(Layout annotation records)
>> start
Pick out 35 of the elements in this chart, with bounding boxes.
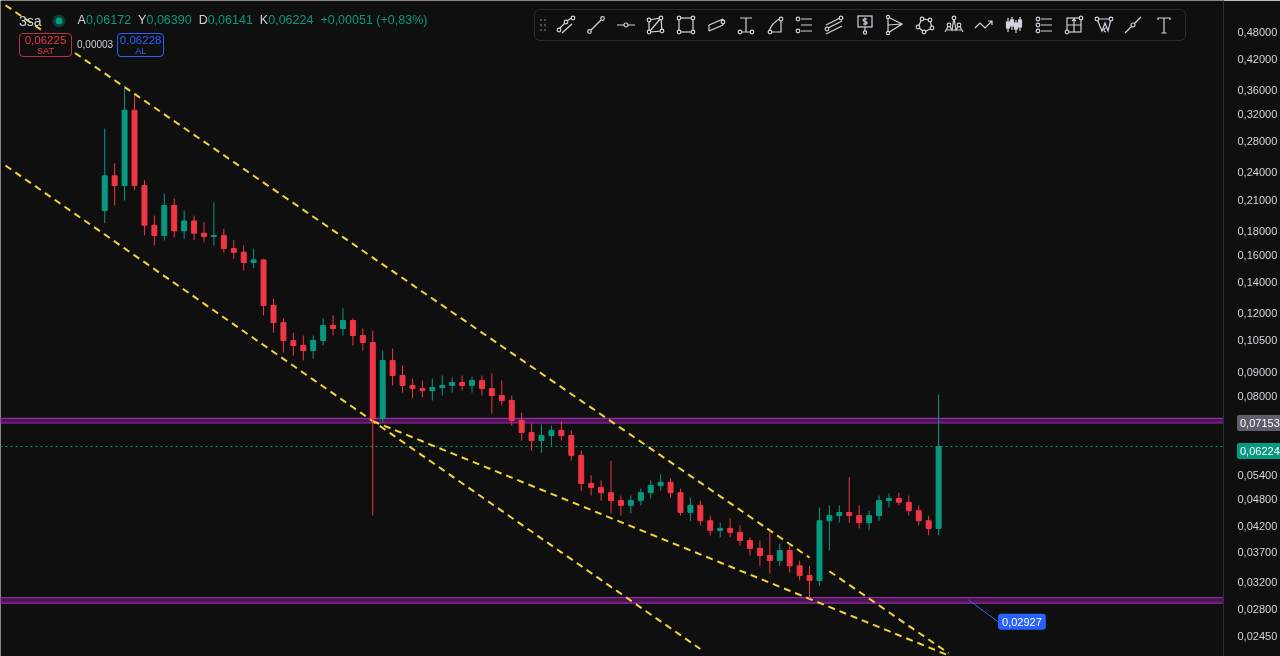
annotation: 0,06228 xyxy=(119,34,162,46)
annotation: SAT xyxy=(37,46,54,56)
y-tick-label: 0,02800 xyxy=(1237,602,1278,615)
annotation: K0,06224 xyxy=(259,12,314,30)
band-label: 0,07153 xyxy=(1237,414,1280,431)
y-tick-label: 0,09000 xyxy=(1237,365,1278,378)
annotation: AL xyxy=(135,46,147,56)
y-tick-label: 0,32000 xyxy=(1237,108,1278,121)
y-tick-label: 0,03700 xyxy=(1237,546,1278,559)
y-tick-label: 0,10500 xyxy=(1237,334,1278,347)
y-tick-label: 0,16000 xyxy=(1237,248,1278,261)
y-tick-label: 0,12000 xyxy=(1237,307,1278,320)
y-tick-label: 0,21000 xyxy=(1237,193,1278,206)
y-tick-label: 0,42000 xyxy=(1237,52,1278,65)
y-tick-label: 0,14000 xyxy=(1237,275,1278,288)
y-tick-label: 0,08000 xyxy=(1237,389,1278,402)
annotation: +0,00051 (+0,83%) xyxy=(320,13,428,28)
annotation: Y0,06390 xyxy=(138,12,192,30)
y-tick-label: 0,18000 xyxy=(1237,224,1278,237)
y-tick-label: 0,36000 xyxy=(1237,84,1278,97)
annotation: 0,00003 xyxy=(77,37,114,52)
text: 3sa xyxy=(19,12,42,31)
annotation: 0,06225 xyxy=(24,34,67,46)
y-tick-label: 0,04200 xyxy=(1237,520,1278,533)
ref-line-label: 0,06224 xyxy=(1237,443,1280,460)
annotation: 0,02927 xyxy=(1002,615,1042,628)
annotation: D0,06141 xyxy=(198,12,253,30)
y-tick-label: 0,05400 xyxy=(1237,469,1278,482)
y-tick-label: 0,02450 xyxy=(1237,629,1278,642)
y-tick-label: 0,48000 xyxy=(1237,25,1278,38)
annotation: A0,06172 xyxy=(77,12,132,30)
y-tick-label: 0,03200 xyxy=(1237,575,1278,588)
y-tick-label: 0,28000 xyxy=(1237,135,1278,148)
y-tick-label: 0,04800 xyxy=(1237,493,1278,506)
y-tick-label: 0,24000 xyxy=(1237,166,1278,179)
>> end
• **What is expected**
Please set out every line of the records above as a JSON list of strings, one string per line, with blank lines skipped and the pictures left out.

• **Expected answer**
[
  "Pick out 35 of the elements in this chart, with bounding boxes.",
  "annotation: 0,06228 xyxy=(119,34,162,46)",
  "annotation: SAT xyxy=(37,46,54,56)",
  "y-tick-label: 0,02800 xyxy=(1237,602,1278,615)",
  "annotation: K0,06224 xyxy=(259,12,314,30)",
  "band-label: 0,07153 xyxy=(1237,414,1280,431)",
  "y-tick-label: 0,09000 xyxy=(1237,365,1278,378)",
  "annotation: AL xyxy=(135,46,147,56)",
  "y-tick-label: 0,32000 xyxy=(1237,108,1278,121)",
  "y-tick-label: 0,03700 xyxy=(1237,546,1278,559)",
  "y-tick-label: 0,10500 xyxy=(1237,334,1278,347)",
  "y-tick-label: 0,16000 xyxy=(1237,248,1278,261)",
  "y-tick-label: 0,12000 xyxy=(1237,307,1278,320)",
  "y-tick-label: 0,21000 xyxy=(1237,193,1278,206)",
  "y-tick-label: 0,42000 xyxy=(1237,52,1278,65)",
  "y-tick-label: 0,14000 xyxy=(1237,275,1278,288)",
  "y-tick-label: 0,08000 xyxy=(1237,389,1278,402)",
  "annotation: +0,00051 (+0,83%) xyxy=(320,13,428,28)",
  "annotation: Y0,06390 xyxy=(138,12,192,30)",
  "y-tick-label: 0,18000 xyxy=(1237,224,1278,237)",
  "y-tick-label: 0,36000 xyxy=(1237,84,1278,97)",
  "annotation: 0,00003 xyxy=(77,37,114,52)",
  "text: 3sa xyxy=(19,12,42,31)",
  "annotation: 0,06225 xyxy=(24,34,67,46)",
  "y-tick-label: 0,04200 xyxy=(1237,520,1278,533)",
  "ref-line-label: 0,06224 xyxy=(1237,443,1280,460)",
  "annotation: 0,02927 xyxy=(1002,615,1042,628)",
  "annotation: D0,06141 xyxy=(198,12,253,30)",
  "y-tick-label: 0,05400 xyxy=(1237,469,1278,482)",
  "y-tick-label: 0,02450 xyxy=(1237,629,1278,642)",
  "y-tick-label: 0,48000 xyxy=(1237,25,1278,38)",
  "annotation: A0,06172 xyxy=(77,12,132,30)",
  "y-tick-label: 0,03200 xyxy=(1237,575,1278,588)",
  "y-tick-label: 0,28000 xyxy=(1237,135,1278,148)",
  "y-tick-label: 0,04800 xyxy=(1237,493,1278,506)",
  "y-tick-label: 0,24000 xyxy=(1237,166,1278,179)"
]